(begin)

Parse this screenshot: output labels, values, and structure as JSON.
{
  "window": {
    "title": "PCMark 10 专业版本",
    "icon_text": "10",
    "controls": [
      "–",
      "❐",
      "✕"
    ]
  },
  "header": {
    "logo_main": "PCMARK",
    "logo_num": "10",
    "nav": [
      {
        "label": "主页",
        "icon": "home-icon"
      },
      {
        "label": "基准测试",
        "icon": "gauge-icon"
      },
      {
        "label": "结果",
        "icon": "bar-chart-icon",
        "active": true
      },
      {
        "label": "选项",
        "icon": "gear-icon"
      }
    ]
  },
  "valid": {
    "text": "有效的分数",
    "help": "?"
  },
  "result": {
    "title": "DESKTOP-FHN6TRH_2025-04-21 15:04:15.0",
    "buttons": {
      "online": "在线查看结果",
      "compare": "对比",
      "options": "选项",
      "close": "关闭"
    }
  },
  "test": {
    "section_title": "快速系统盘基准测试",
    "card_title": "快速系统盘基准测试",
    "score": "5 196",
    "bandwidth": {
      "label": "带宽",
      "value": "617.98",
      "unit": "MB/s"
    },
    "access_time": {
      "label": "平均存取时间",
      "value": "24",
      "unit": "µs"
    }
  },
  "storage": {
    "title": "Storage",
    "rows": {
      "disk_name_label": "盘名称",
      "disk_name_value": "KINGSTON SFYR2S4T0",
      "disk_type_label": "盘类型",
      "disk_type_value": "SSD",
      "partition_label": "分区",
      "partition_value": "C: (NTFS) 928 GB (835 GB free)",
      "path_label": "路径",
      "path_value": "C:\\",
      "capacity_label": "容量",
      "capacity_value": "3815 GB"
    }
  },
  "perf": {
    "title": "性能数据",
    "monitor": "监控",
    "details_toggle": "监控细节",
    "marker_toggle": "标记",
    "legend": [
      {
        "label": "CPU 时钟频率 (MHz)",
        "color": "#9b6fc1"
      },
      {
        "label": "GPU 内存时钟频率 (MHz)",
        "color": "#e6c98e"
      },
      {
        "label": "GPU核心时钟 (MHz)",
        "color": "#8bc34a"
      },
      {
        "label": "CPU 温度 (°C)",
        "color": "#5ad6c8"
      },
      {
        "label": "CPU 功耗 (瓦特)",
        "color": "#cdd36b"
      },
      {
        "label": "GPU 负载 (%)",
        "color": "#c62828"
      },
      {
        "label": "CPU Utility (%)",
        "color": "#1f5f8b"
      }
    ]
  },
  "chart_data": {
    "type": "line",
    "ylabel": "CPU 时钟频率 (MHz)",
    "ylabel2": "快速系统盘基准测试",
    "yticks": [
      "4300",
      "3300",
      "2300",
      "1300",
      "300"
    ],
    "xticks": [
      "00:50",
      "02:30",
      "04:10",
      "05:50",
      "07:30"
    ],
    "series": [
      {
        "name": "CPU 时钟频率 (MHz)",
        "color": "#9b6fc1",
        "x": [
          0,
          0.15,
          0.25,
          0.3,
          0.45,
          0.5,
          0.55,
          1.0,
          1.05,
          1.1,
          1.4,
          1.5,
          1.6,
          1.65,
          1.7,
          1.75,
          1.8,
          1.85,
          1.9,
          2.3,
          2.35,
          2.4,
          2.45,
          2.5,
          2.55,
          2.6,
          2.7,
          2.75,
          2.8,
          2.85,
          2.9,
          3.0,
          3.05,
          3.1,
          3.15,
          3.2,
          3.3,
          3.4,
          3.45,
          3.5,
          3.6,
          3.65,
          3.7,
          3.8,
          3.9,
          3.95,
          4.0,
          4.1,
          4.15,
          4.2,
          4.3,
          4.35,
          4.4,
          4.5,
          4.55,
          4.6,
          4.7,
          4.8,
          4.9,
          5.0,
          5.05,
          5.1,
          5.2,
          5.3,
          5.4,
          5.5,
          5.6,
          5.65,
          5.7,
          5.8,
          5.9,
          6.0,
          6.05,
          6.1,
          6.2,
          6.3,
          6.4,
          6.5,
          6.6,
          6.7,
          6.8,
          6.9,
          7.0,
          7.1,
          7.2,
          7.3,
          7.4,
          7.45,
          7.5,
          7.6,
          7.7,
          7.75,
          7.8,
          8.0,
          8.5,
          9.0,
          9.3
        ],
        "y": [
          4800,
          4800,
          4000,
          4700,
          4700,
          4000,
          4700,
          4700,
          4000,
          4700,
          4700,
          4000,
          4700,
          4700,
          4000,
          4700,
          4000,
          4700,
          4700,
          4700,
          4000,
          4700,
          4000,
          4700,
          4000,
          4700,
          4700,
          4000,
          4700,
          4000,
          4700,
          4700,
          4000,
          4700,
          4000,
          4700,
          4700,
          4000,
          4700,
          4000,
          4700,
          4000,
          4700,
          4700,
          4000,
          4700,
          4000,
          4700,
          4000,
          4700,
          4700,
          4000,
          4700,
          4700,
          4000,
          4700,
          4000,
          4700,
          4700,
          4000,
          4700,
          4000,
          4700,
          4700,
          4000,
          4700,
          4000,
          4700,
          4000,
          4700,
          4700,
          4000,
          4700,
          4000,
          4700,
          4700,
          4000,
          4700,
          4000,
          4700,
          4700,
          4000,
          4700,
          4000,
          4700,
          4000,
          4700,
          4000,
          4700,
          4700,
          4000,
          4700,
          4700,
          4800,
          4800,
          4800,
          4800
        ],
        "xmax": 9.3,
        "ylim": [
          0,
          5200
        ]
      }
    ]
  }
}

(end)

*Exercise:*
Print all of the entries exactly as they are written.

*Solution to this exercise:*
Parse this screenshot: output labels, values, and structure as JSON.
{
  "window": {
    "title": "PCMark 10 专业版本",
    "icon_text": "10",
    "controls": [
      "–",
      "❐",
      "✕"
    ]
  },
  "header": {
    "logo_main": "PCMARK",
    "logo_num": "10",
    "nav": [
      {
        "label": "主页",
        "icon": "home-icon"
      },
      {
        "label": "基准测试",
        "icon": "gauge-icon"
      },
      {
        "label": "结果",
        "icon": "bar-chart-icon",
        "active": true
      },
      {
        "label": "选项",
        "icon": "gear-icon"
      }
    ]
  },
  "valid": {
    "text": "有效的分数",
    "help": "?"
  },
  "result": {
    "title": "DESKTOP-FHN6TRH_2025-04-21 15:04:15.0",
    "buttons": {
      "online": "在线查看结果",
      "compare": "对比",
      "options": "选项",
      "close": "关闭"
    }
  },
  "test": {
    "section_title": "快速系统盘基准测试",
    "card_title": "快速系统盘基准测试",
    "score": "5 196",
    "bandwidth": {
      "label": "带宽",
      "value": "617.98",
      "unit": "MB/s"
    },
    "access_time": {
      "label": "平均存取时间",
      "value": "24",
      "unit": "µs"
    }
  },
  "storage": {
    "title": "Storage",
    "rows": {
      "disk_name_label": "盘名称",
      "disk_name_value": "KINGSTON SFYR2S4T0",
      "disk_type_label": "盘类型",
      "disk_type_value": "SSD",
      "partition_label": "分区",
      "partition_value": "C: (NTFS) 928 GB (835 GB free)",
      "path_label": "路径",
      "path_value": "C:\\",
      "capacity_label": "容量",
      "capacity_value": "3815 GB"
    }
  },
  "perf": {
    "title": "性能数据",
    "monitor": "监控",
    "details_toggle": "监控细节",
    "marker_toggle": "标记",
    "legend": [
      {
        "label": "CPU 时钟频率 (MHz)",
        "color": "#9b6fc1"
      },
      {
        "label": "GPU 内存时钟频率 (MHz)",
        "color": "#e6c98e"
      },
      {
        "label": "GPU核心时钟 (MHz)",
        "color": "#8bc34a"
      },
      {
        "label": "CPU 温度 (°C)",
        "color": "#5ad6c8"
      },
      {
        "label": "CPU 功耗 (瓦特)",
        "color": "#cdd36b"
      },
      {
        "label": "GPU 负载 (%)",
        "color": "#c62828"
      },
      {
        "label": "CPU Utility (%)",
        "color": "#1f5f8b"
      }
    ]
  },
  "chart_data": {
    "type": "line",
    "ylabel": "CPU 时钟频率 (MHz)",
    "ylabel2": "快速系统盘基准测试",
    "yticks": [
      "4300",
      "3300",
      "2300",
      "1300",
      "300"
    ],
    "xticks": [
      "00:50",
      "02:30",
      "04:10",
      "05:50",
      "07:30"
    ],
    "series": [
      {
        "name": "CPU 时钟频率 (MHz)",
        "color": "#9b6fc1",
        "x": [
          0,
          0.15,
          0.25,
          0.3,
          0.45,
          0.5,
          0.55,
          1.0,
          1.05,
          1.1,
          1.4,
          1.5,
          1.6,
          1.65,
          1.7,
          1.75,
          1.8,
          1.85,
          1.9,
          2.3,
          2.35,
          2.4,
          2.45,
          2.5,
          2.55,
          2.6,
          2.7,
          2.75,
          2.8,
          2.85,
          2.9,
          3.0,
          3.05,
          3.1,
          3.15,
          3.2,
          3.3,
          3.4,
          3.45,
          3.5,
          3.6,
          3.65,
          3.7,
          3.8,
          3.9,
          3.95,
          4.0,
          4.1,
          4.15,
          4.2,
          4.3,
          4.35,
          4.4,
          4.5,
          4.55,
          4.6,
          4.7,
          4.8,
          4.9,
          5.0,
          5.05,
          5.1,
          5.2,
          5.3,
          5.4,
          5.5,
          5.6,
          5.65,
          5.7,
          5.8,
          5.9,
          6.0,
          6.05,
          6.1,
          6.2,
          6.3,
          6.4,
          6.5,
          6.6,
          6.7,
          6.8,
          6.9,
          7.0,
          7.1,
          7.2,
          7.3,
          7.4,
          7.45,
          7.5,
          7.6,
          7.7,
          7.75,
          7.8,
          8.0,
          8.5,
          9.0,
          9.3
        ],
        "y": [
          4800,
          4800,
          4000,
          4700,
          4700,
          4000,
          4700,
          4700,
          4000,
          4700,
          4700,
          4000,
          4700,
          4700,
          4000,
          4700,
          4000,
          4700,
          4700,
          4700,
          4000,
          4700,
          4000,
          4700,
          4000,
          4700,
          4700,
          4000,
          4700,
          4000,
          4700,
          4700,
          4000,
          4700,
          4000,
          4700,
          4700,
          4000,
          4700,
          4000,
          4700,
          4000,
          4700,
          4700,
          4000,
          4700,
          4000,
          4700,
          4000,
          4700,
          4700,
          4000,
          4700,
          4700,
          4000,
          4700,
          4000,
          4700,
          4700,
          4000,
          4700,
          4000,
          4700,
          4700,
          4000,
          4700,
          4000,
          4700,
          4000,
          4700,
          4700,
          4000,
          4700,
          4000,
          4700,
          4700,
          4000,
          4700,
          4000,
          4700,
          4700,
          4000,
          4700,
          4000,
          4700,
          4000,
          4700,
          4000,
          4700,
          4700,
          4000,
          4700,
          4700,
          4800,
          4800,
          4800,
          4800
        ],
        "xmax": 9.3,
        "ylim": [
          0,
          5200
        ]
      }
    ]
  }
}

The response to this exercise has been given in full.